Given task: Write out the records beneath this line exactly as they appear, minus any images.

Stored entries

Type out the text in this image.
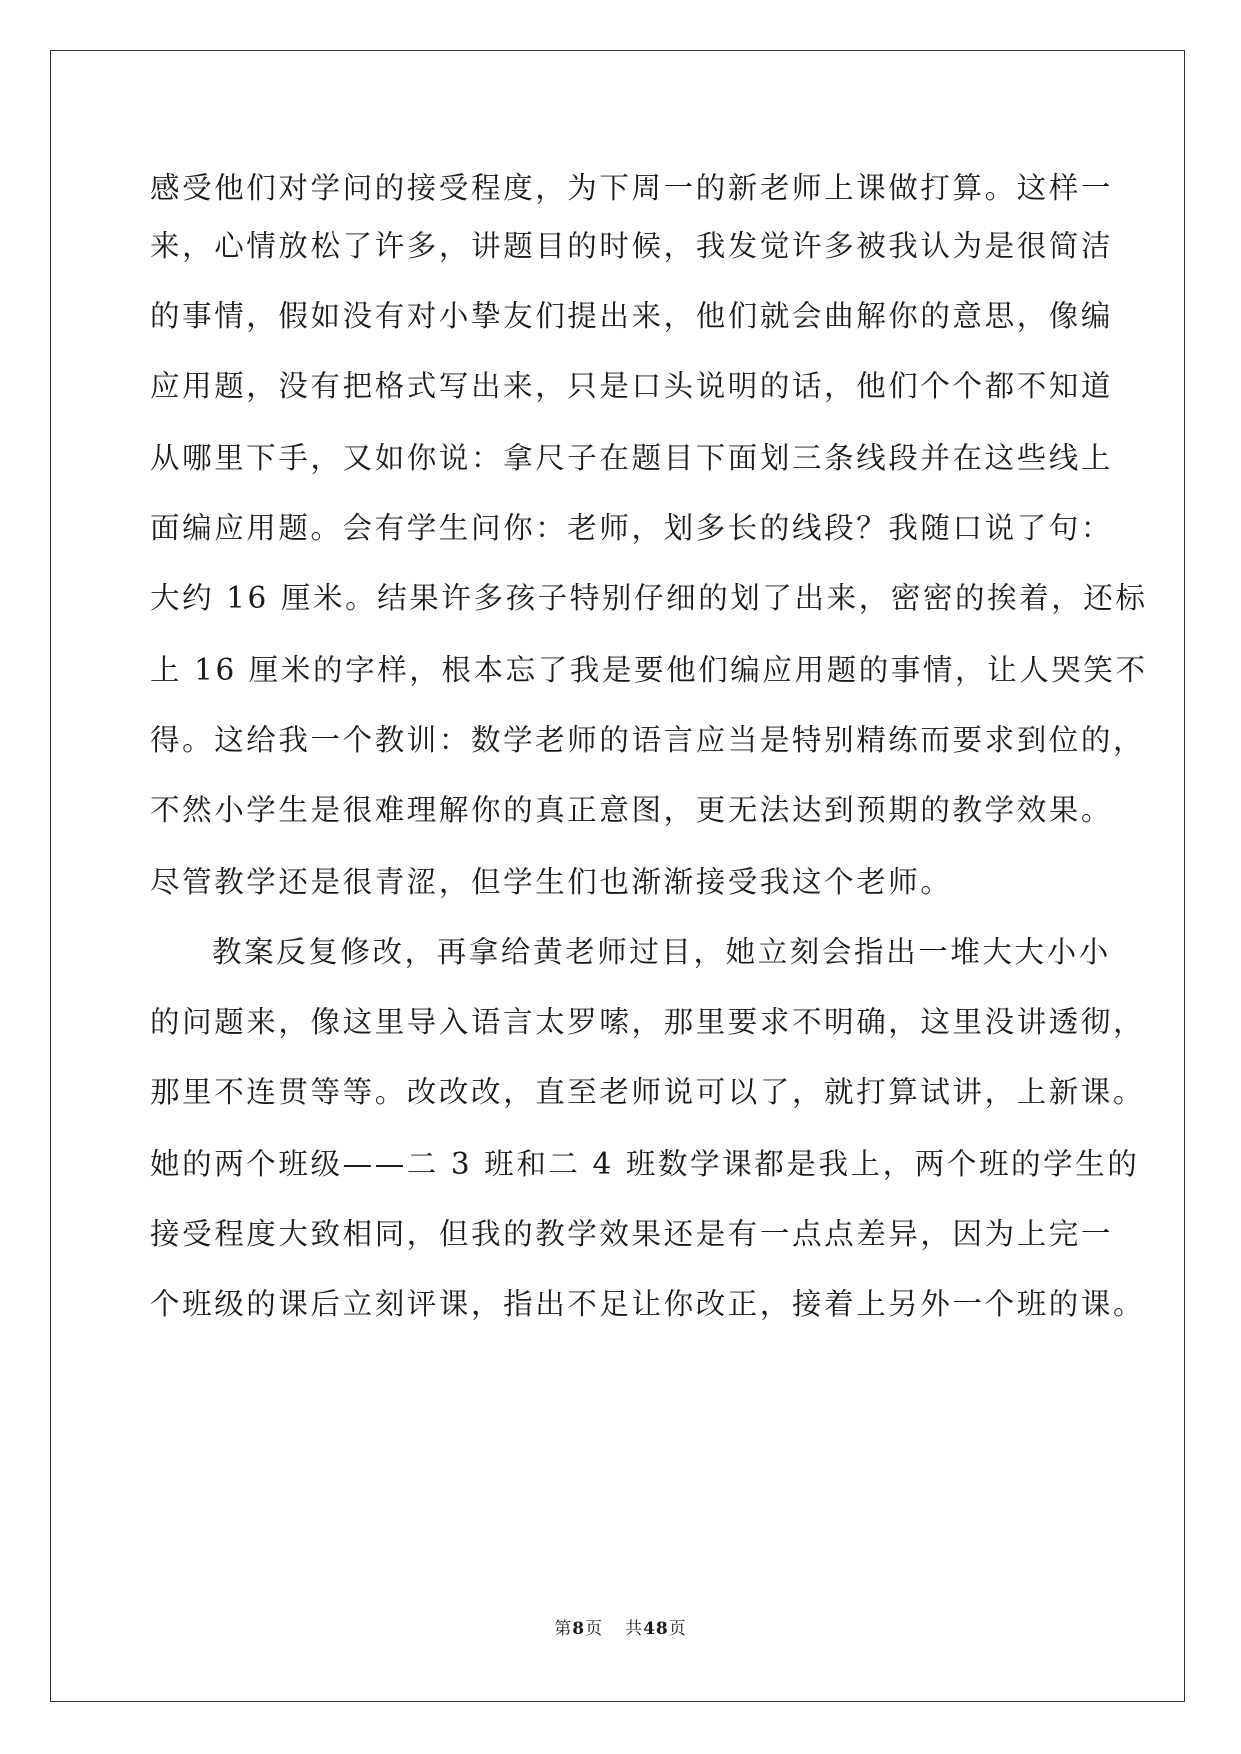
感受他们对学问的接受程度，为下周一的新老师上课做打算。这样一
来，心情放松了许多，讲题目的时候，我发觉许多被我认为是很简洁
的事情，假如没有对小挚友们提出来，他们就会曲解你的意思，像编
应用题，没有把格式写出来，只是口头说明的话，他们个个都不知道
从哪里下手，又如你说：拿尺子在题目下面划三条线段并在这些线上
面编应用题。会有学生问你：老师，划多长的线段？我随口说了句：
大约 16 厘米。结果许多孩子特别仔细的划了出来，密密的挨着，还标
上 16 厘米的字样，根本忘了我是要他们编应用题的事情，让人哭笑不
得。这给我一个教训：数学老师的语言应当是特别精练而要求到位的，
不然小学生是很难理解你的真正意图，更无法达到预期的教学效果。
尽管教学还是很青涩，但学生们也渐渐接受我这个老师。
教案反复修改，再拿给黄老师过目，她立刻会指出一堆大大小小
的问题来，像这里导入语言太罗嗦，那里要求不明确，这里没讲透彻，
那里不连贯等等。改改改，直至老师说可以了，就打算试讲，上新课。
她的两个班级——二 3 班和二 4 班数学课都是我上，两个班的学生的
接受程度大致相同，但我的教学效果还是有一点点差异，因为上完一
个班级的课后立刻评课，指出不足让你改正，接着上另外一个班的课。
第8页 共48页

The solution:
Type out the text in this image.
感受他们对学问的接受程度，为下周一的新老师上课做打算。这样一
来，心情放松了许多，讲题目的时候，我发觉许多被我认为是很简洁
的事情，假如没有对小挚友们提出来，他们就会曲解你的意思，像编
应用题，没有把格式写出来，只是口头说明的话，他们个个都不知道
从哪里下手，又如你说：拿尺子在题目下面划三条线段并在这些线上
面编应用题。会有学生问你：老师，划多长的线段？我随口说了句：
大约 16 厘米。结果许多孩子特别仔细的划了出来，密密的挨着，还标
上 16 厘米的字样，根本忘了我是要他们编应用题的事情，让人哭笑不
得。这给我一个教训：数学老师的语言应当是特别精练而要求到位的，
不然小学生是很难理解你的真正意图，更无法达到预期的教学效果。
尽管教学还是很青涩，但学生们也渐渐接受我这个老师。
教案反复修改，再拿给黄老师过目，她立刻会指出一堆大大小小
的问题来，像这里导入语言太罗嗦，那里要求不明确，这里没讲透彻，
那里不连贯等等。改改改，直至老师说可以了，就打算试讲，上新课。
她的两个班级——二 3 班和二 4 班数学课都是我上，两个班的学生的
接受程度大致相同，但我的教学效果还是有一点点差异，因为上完一
个班级的课后立刻评课，指出不足让你改正，接着上另外一个班的课。
第8页 共48页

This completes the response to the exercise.